STATED EXERCISE:
Exactly how many lines have the word "оказания"? Answer with the bare number.

RECORDS SHOWN:
____________________

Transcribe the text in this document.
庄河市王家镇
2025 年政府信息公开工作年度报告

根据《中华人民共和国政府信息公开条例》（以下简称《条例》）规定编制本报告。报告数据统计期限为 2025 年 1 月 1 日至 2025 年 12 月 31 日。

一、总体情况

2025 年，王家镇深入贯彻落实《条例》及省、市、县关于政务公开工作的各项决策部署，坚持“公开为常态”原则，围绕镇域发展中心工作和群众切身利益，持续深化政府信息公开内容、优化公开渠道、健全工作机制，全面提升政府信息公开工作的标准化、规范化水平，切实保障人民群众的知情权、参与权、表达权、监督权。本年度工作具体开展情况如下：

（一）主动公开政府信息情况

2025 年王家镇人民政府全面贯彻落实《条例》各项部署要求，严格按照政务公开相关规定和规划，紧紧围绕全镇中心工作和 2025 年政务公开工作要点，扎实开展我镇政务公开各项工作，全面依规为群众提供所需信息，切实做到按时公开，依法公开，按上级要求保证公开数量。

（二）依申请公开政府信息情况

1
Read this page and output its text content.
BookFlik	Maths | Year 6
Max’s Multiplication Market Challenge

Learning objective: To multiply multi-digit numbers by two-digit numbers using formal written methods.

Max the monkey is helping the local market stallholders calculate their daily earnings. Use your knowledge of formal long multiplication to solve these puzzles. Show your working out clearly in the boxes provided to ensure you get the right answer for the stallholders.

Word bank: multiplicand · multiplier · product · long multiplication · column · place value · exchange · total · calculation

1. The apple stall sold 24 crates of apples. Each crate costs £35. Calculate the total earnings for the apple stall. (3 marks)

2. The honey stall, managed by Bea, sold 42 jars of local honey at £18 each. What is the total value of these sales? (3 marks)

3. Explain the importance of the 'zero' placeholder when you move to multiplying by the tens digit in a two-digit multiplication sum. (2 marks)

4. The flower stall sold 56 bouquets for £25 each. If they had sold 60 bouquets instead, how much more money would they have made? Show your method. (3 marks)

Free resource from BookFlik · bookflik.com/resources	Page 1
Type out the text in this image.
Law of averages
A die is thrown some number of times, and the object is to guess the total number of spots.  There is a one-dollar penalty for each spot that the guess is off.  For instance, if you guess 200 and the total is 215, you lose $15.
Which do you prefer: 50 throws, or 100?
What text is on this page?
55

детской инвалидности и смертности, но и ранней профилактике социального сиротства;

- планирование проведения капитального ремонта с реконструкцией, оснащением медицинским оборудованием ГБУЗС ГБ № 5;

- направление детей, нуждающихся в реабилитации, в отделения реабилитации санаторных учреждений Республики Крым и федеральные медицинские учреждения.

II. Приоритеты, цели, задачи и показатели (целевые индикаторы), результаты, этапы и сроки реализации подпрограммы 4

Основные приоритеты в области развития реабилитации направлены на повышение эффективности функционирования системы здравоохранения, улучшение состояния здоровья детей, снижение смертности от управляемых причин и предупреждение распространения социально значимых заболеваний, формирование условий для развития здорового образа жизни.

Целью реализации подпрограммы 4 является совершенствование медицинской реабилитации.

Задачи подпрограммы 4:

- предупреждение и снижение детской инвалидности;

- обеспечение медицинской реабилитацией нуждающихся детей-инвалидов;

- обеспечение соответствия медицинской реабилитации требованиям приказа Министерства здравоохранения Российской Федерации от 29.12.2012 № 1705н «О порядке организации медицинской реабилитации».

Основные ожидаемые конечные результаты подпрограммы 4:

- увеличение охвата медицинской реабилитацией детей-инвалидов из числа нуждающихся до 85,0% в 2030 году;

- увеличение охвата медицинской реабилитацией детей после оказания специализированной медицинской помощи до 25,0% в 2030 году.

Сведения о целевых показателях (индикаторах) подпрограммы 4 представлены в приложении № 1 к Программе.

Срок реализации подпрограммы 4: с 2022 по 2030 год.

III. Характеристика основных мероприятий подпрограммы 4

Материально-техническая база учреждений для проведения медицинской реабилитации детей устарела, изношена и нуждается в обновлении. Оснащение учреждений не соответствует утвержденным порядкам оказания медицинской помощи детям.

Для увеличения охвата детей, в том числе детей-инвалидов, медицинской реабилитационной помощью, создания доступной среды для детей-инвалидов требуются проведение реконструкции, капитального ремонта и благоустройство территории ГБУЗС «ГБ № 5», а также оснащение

____________________

EXERCISE ANSWER:
2